→ Working data:
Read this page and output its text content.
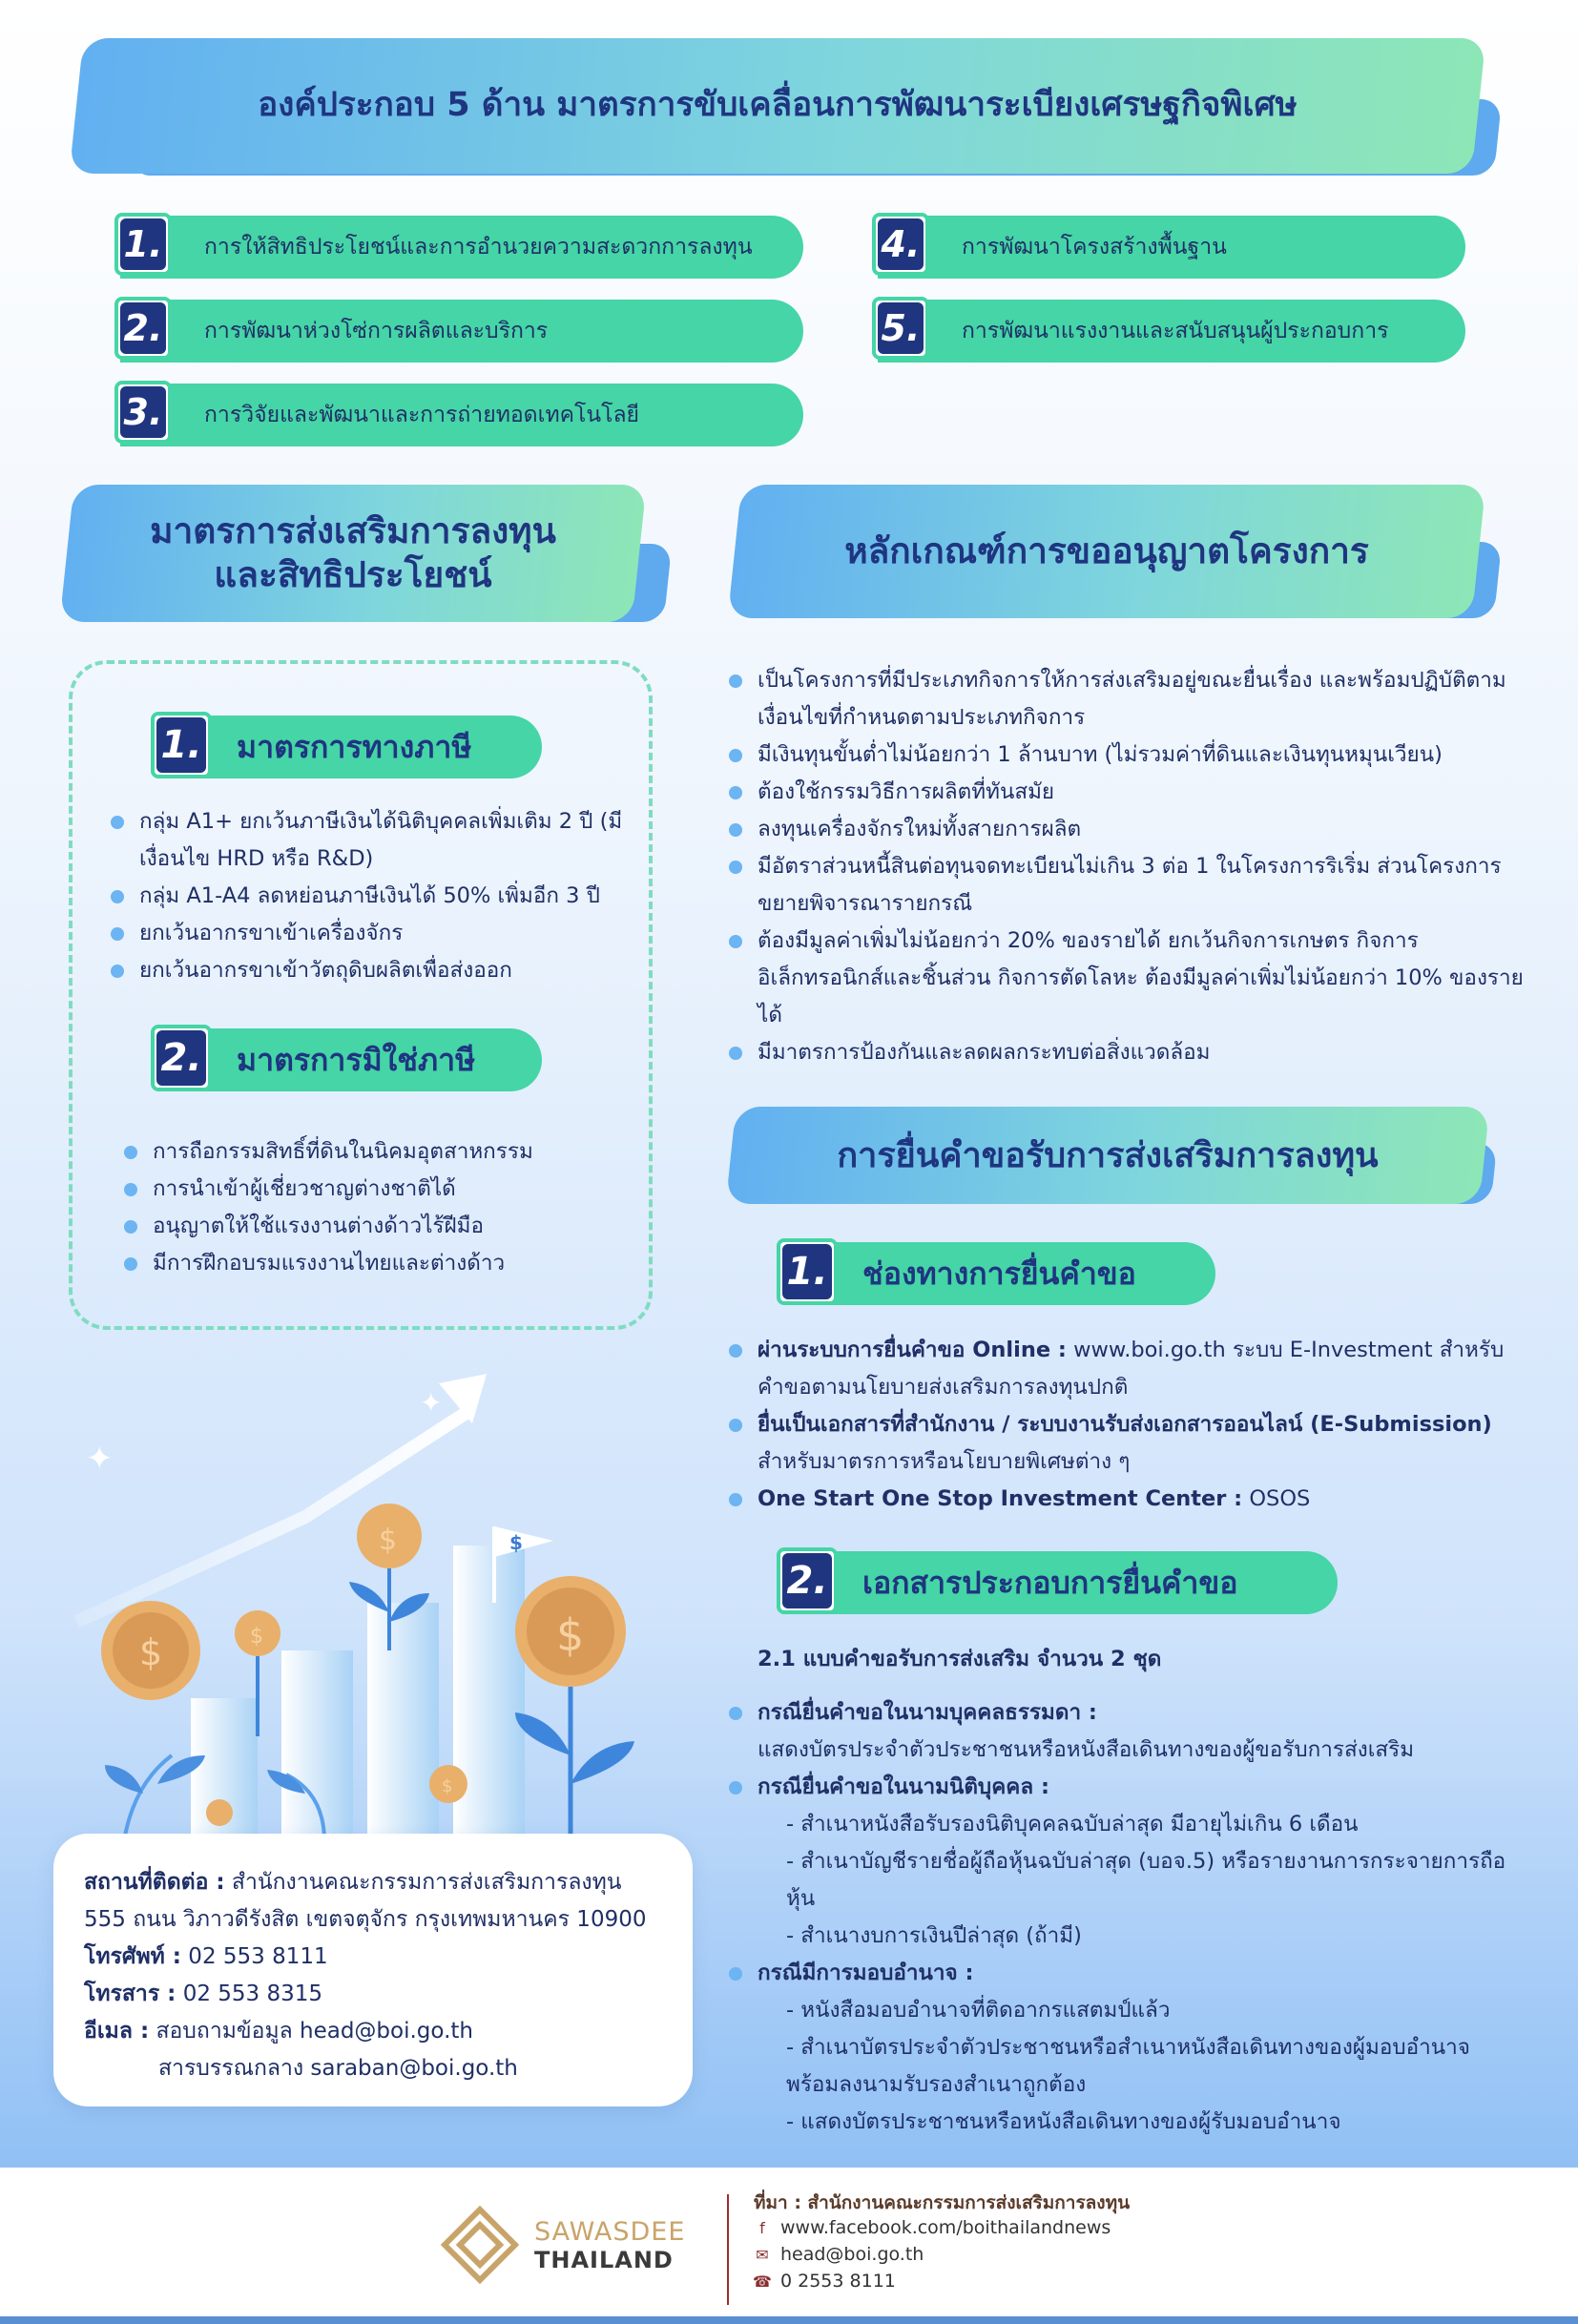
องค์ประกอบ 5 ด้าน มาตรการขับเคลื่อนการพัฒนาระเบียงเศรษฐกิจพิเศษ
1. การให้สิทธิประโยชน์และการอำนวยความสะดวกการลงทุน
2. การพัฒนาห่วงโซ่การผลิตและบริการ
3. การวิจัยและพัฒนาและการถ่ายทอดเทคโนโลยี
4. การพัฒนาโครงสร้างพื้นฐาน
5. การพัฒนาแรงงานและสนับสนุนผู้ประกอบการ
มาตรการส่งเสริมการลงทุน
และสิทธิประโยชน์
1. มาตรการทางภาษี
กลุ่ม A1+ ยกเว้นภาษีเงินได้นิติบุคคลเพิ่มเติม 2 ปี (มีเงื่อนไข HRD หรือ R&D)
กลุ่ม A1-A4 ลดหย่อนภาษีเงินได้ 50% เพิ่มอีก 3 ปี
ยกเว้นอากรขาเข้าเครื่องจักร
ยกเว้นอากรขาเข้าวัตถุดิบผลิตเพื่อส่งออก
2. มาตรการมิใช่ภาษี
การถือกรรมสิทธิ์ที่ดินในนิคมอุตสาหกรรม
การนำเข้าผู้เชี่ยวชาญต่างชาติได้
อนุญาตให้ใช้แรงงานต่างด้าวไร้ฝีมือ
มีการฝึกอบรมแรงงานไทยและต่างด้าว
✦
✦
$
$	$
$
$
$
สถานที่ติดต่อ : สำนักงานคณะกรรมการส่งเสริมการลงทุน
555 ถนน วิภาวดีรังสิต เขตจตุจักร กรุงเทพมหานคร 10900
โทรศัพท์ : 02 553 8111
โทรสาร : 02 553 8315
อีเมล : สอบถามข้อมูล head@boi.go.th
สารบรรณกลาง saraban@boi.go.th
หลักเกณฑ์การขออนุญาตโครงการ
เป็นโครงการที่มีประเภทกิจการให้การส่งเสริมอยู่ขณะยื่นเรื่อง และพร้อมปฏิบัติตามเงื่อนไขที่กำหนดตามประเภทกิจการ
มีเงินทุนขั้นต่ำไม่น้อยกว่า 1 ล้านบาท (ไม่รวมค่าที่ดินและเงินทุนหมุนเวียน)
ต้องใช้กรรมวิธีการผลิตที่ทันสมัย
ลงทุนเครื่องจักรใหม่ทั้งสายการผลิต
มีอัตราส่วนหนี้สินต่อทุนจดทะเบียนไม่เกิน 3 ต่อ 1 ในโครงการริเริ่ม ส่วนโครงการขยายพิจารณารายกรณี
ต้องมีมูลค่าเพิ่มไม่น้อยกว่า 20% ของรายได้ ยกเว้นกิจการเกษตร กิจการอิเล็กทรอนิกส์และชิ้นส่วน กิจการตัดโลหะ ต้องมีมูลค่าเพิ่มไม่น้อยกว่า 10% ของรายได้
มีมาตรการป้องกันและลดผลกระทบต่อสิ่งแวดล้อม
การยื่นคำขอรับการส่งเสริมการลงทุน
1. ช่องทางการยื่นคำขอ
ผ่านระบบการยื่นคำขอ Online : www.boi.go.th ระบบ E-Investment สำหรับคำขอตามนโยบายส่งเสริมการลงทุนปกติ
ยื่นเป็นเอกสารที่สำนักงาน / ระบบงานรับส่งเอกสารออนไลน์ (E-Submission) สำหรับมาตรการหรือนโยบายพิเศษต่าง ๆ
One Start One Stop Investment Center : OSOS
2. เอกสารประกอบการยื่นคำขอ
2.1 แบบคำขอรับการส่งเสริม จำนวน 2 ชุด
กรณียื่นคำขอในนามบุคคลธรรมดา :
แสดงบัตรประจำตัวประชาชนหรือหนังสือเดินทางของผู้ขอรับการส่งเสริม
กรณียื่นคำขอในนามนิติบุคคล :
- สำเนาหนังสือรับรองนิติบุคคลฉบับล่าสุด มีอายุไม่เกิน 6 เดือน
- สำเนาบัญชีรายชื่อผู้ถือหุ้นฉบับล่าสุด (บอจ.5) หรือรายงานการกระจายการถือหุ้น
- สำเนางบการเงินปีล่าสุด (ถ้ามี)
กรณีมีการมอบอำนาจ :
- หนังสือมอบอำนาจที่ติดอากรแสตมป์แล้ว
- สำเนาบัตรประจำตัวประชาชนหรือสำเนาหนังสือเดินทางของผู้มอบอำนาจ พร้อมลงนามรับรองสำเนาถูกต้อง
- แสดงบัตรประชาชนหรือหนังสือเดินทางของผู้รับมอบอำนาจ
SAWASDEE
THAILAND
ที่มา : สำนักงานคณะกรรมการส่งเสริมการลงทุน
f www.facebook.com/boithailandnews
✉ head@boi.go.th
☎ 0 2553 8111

→ Set exercise:
Without including any picture, retype the entries exactly.

→ Output for this task:
Read this page and output its text content.
องค์ประกอบ 5 ด้าน มาตรการขับเคลื่อนการพัฒนาระเบียงเศรษฐกิจพิเศษ
1. การให้สิทธิประโยชน์และการอำนวยความสะดวกการลงทุน
2. การพัฒนาห่วงโซ่การผลิตและบริการ
3. การวิจัยและพัฒนาและการถ่ายทอดเทคโนโลยี
4. การพัฒนาโครงสร้างพื้นฐาน
5. การพัฒนาแรงงานและสนับสนุนผู้ประกอบการ
มาตรการส่งเสริมการลงทุน
และสิทธิประโยชน์
1. มาตรการทางภาษี
กลุ่ม A1+ ยกเว้นภาษีเงินได้นิติบุคคลเพิ่มเติม 2 ปี (มีเงื่อนไข HRD หรือ R&D)
กลุ่ม A1-A4 ลดหย่อนภาษีเงินได้ 50% เพิ่มอีก 3 ปี
ยกเว้นอากรขาเข้าเครื่องจักร
ยกเว้นอากรขาเข้าวัตถุดิบผลิตเพื่อส่งออก
2. มาตรการมิใช่ภาษี
การถือกรรมสิทธิ์ที่ดินในนิคมอุตสาหกรรม
การนำเข้าผู้เชี่ยวชาญต่างชาติได้
อนุญาตให้ใช้แรงงานต่างด้าวไร้ฝีมือ
มีการฝึกอบรมแรงงานไทยและต่างด้าว
✦
✦
$
$	$
$
$
$
สถานที่ติดต่อ : สำนักงานคณะกรรมการส่งเสริมการลงทุน
555 ถนน วิภาวดีรังสิต เขตจตุจักร กรุงเทพมหานคร 10900
โทรศัพท์ : 02 553 8111
โทรสาร : 02 553 8315
อีเมล : สอบถามข้อมูล head@boi.go.th
สารบรรณกลาง saraban@boi.go.th
หลักเกณฑ์การขออนุญาตโครงการ
เป็นโครงการที่มีประเภทกิจการให้การส่งเสริมอยู่ขณะยื่นเรื่อง และพร้อมปฏิบัติตามเงื่อนไขที่กำหนดตามประเภทกิจการ
มีเงินทุนขั้นต่ำไม่น้อยกว่า 1 ล้านบาท (ไม่รวมค่าที่ดินและเงินทุนหมุนเวียน)
ต้องใช้กรรมวิธีการผลิตที่ทันสมัย
ลงทุนเครื่องจักรใหม่ทั้งสายการผลิต
มีอัตราส่วนหนี้สินต่อทุนจดทะเบียนไม่เกิน 3 ต่อ 1 ในโครงการริเริ่ม ส่วนโครงการขยายพิจารณารายกรณี
ต้องมีมูลค่าเพิ่มไม่น้อยกว่า 20% ของรายได้ ยกเว้นกิจการเกษตร กิจการอิเล็กทรอนิกส์และชิ้นส่วน กิจการตัดโลหะ ต้องมีมูลค่าเพิ่มไม่น้อยกว่า 10% ของรายได้
มีมาตรการป้องกันและลดผลกระทบต่อสิ่งแวดล้อม
การยื่นคำขอรับการส่งเสริมการลงทุน
1. ช่องทางการยื่นคำขอ
ผ่านระบบการยื่นคำขอ Online : www.boi.go.th ระบบ E-Investment สำหรับคำขอตามนโยบายส่งเสริมการลงทุนปกติ
ยื่นเป็นเอกสารที่สำนักงาน / ระบบงานรับส่งเอกสารออนไลน์ (E-Submission) สำหรับมาตรการหรือนโยบายพิเศษต่าง ๆ
One Start One Stop Investment Center : OSOS
2. เอกสารประกอบการยื่นคำขอ
2.1 แบบคำขอรับการส่งเสริม จำนวน 2 ชุด
กรณียื่นคำขอในนามบุคคลธรรมดา :
แสดงบัตรประจำตัวประชาชนหรือหนังสือเดินทางของผู้ขอรับการส่งเสริม
กรณียื่นคำขอในนามนิติบุคคล :
- สำเนาหนังสือรับรองนิติบุคคลฉบับล่าสุด มีอายุไม่เกิน 6 เดือน
- สำเนาบัญชีรายชื่อผู้ถือหุ้นฉบับล่าสุด (บอจ.5) หรือรายงานการกระจายการถือหุ้น
- สำเนางบการเงินปีล่าสุด (ถ้ามี)
กรณีมีการมอบอำนาจ :
- หนังสือมอบอำนาจที่ติดอากรแสตมป์แล้ว
- สำเนาบัตรประจำตัวประชาชนหรือสำเนาหนังสือเดินทางของผู้มอบอำนาจ พร้อมลงนามรับรองสำเนาถูกต้อง
- แสดงบัตรประชาชนหรือหนังสือเดินทางของผู้รับมอบอำนาจ
SAWASDEE
THAILAND
ที่มา : สำนักงานคณะกรรมการส่งเสริมการลงทุน
f www.facebook.com/boithailandnews
✉ head@boi.go.th
☎ 0 2553 8111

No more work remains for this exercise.